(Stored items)
○ ○ ○ ○ ○ ○ ○

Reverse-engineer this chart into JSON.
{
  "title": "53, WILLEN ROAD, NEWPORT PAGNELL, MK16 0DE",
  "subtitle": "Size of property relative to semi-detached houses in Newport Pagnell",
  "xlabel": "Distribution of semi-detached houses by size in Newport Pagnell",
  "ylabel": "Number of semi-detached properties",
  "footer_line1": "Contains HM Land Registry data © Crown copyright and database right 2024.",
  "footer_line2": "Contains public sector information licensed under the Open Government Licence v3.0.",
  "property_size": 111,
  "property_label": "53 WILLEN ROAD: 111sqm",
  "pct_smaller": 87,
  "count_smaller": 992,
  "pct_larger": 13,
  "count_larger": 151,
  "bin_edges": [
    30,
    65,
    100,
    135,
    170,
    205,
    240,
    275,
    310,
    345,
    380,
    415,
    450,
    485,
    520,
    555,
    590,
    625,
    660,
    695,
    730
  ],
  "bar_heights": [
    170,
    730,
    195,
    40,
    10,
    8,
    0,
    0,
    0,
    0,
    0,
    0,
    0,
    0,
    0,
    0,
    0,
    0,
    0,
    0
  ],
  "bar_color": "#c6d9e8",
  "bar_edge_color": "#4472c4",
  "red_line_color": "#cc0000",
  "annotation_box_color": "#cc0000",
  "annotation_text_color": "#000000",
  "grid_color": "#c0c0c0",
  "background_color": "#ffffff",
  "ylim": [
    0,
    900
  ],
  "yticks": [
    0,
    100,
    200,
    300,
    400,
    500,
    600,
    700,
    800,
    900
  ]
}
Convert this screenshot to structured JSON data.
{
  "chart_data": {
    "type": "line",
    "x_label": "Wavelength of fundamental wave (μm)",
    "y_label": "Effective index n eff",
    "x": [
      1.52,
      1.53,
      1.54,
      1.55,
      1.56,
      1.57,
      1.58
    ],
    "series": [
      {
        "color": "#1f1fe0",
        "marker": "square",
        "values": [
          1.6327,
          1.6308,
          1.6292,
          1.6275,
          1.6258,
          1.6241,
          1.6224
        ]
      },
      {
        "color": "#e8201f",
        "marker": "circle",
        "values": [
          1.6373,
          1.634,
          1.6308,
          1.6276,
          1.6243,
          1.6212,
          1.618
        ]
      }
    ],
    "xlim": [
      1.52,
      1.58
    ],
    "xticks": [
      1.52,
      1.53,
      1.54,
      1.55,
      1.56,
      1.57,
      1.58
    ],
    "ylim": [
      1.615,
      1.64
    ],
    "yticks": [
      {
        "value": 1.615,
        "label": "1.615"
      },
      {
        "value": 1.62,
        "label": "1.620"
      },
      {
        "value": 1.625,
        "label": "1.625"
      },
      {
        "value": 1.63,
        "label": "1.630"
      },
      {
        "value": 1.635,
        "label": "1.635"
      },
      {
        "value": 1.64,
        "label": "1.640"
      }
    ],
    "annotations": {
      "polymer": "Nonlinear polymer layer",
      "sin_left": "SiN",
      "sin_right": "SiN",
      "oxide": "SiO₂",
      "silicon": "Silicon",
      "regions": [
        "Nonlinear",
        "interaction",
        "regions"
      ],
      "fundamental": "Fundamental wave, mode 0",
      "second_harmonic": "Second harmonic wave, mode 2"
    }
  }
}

○ ○ ○ ○ ○ ○ ○

## Given problem
Retype the whole listing above exactly.

## Task solution
Reverse-engineer this chart into JSON.
{
  "title": "53, WILLEN ROAD, NEWPORT PAGNELL, MK16 0DE",
  "subtitle": "Size of property relative to semi-detached houses in Newport Pagnell",
  "xlabel": "Distribution of semi-detached houses by size in Newport Pagnell",
  "ylabel": "Number of semi-detached properties",
  "footer_line1": "Contains HM Land Registry data © Crown copyright and database right 2024.",
  "footer_line2": "Contains public sector information licensed under the Open Government Licence v3.0.",
  "property_size": 111,
  "property_label": "53 WILLEN ROAD: 111sqm",
  "pct_smaller": 87,
  "count_smaller": 992,
  "pct_larger": 13,
  "count_larger": 151,
  "bin_edges": [
    30,
    65,
    100,
    135,
    170,
    205,
    240,
    275,
    310,
    345,
    380,
    415,
    450,
    485,
    520,
    555,
    590,
    625,
    660,
    695,
    730
  ],
  "bar_heights": [
    170,
    730,
    195,
    40,
    10,
    8,
    0,
    0,
    0,
    0,
    0,
    0,
    0,
    0,
    0,
    0,
    0,
    0,
    0,
    0
  ],
  "bar_color": "#c6d9e8",
  "bar_edge_color": "#4472c4",
  "red_line_color": "#cc0000",
  "annotation_box_color": "#cc0000",
  "annotation_text_color": "#000000",
  "grid_color": "#c0c0c0",
  "background_color": "#ffffff",
  "ylim": [
    0,
    900
  ],
  "yticks": [
    0,
    100,
    200,
    300,
    400,
    500,
    600,
    700,
    800,
    900
  ]
}
Convert this screenshot to structured JSON data.
{
  "chart_data": {
    "type": "line",
    "x_label": "Wavelength of fundamental wave (μm)",
    "y_label": "Effective index n eff",
    "x": [
      1.52,
      1.53,
      1.54,
      1.55,
      1.56,
      1.57,
      1.58
    ],
    "series": [
      {
        "color": "#1f1fe0",
        "marker": "square",
        "values": [
          1.6327,
          1.6308,
          1.6292,
          1.6275,
          1.6258,
          1.6241,
          1.6224
        ]
      },
      {
        "color": "#e8201f",
        "marker": "circle",
        "values": [
          1.6373,
          1.634,
          1.6308,
          1.6276,
          1.6243,
          1.6212,
          1.618
        ]
      }
    ],
    "xlim": [
      1.52,
      1.58
    ],
    "xticks": [
      1.52,
      1.53,
      1.54,
      1.55,
      1.56,
      1.57,
      1.58
    ],
    "ylim": [
      1.615,
      1.64
    ],
    "yticks": [
      {
        "value": 1.615,
        "label": "1.615"
      },
      {
        "value": 1.62,
        "label": "1.620"
      },
      {
        "value": 1.625,
        "label": "1.625"
      },
      {
        "value": 1.63,
        "label": "1.630"
      },
      {
        "value": 1.635,
        "label": "1.635"
      },
      {
        "value": 1.64,
        "label": "1.640"
      }
    ],
    "annotations": {
      "polymer": "Nonlinear polymer layer",
      "sin_left": "SiN",
      "sin_right": "SiN",
      "oxide": "SiO₂",
      "silicon": "Silicon",
      "regions": [
        "Nonlinear",
        "interaction",
        "regions"
      ],
      "fundamental": "Fundamental wave, mode 0",
      "second_harmonic": "Second harmonic wave, mode 2"
    }
  }
}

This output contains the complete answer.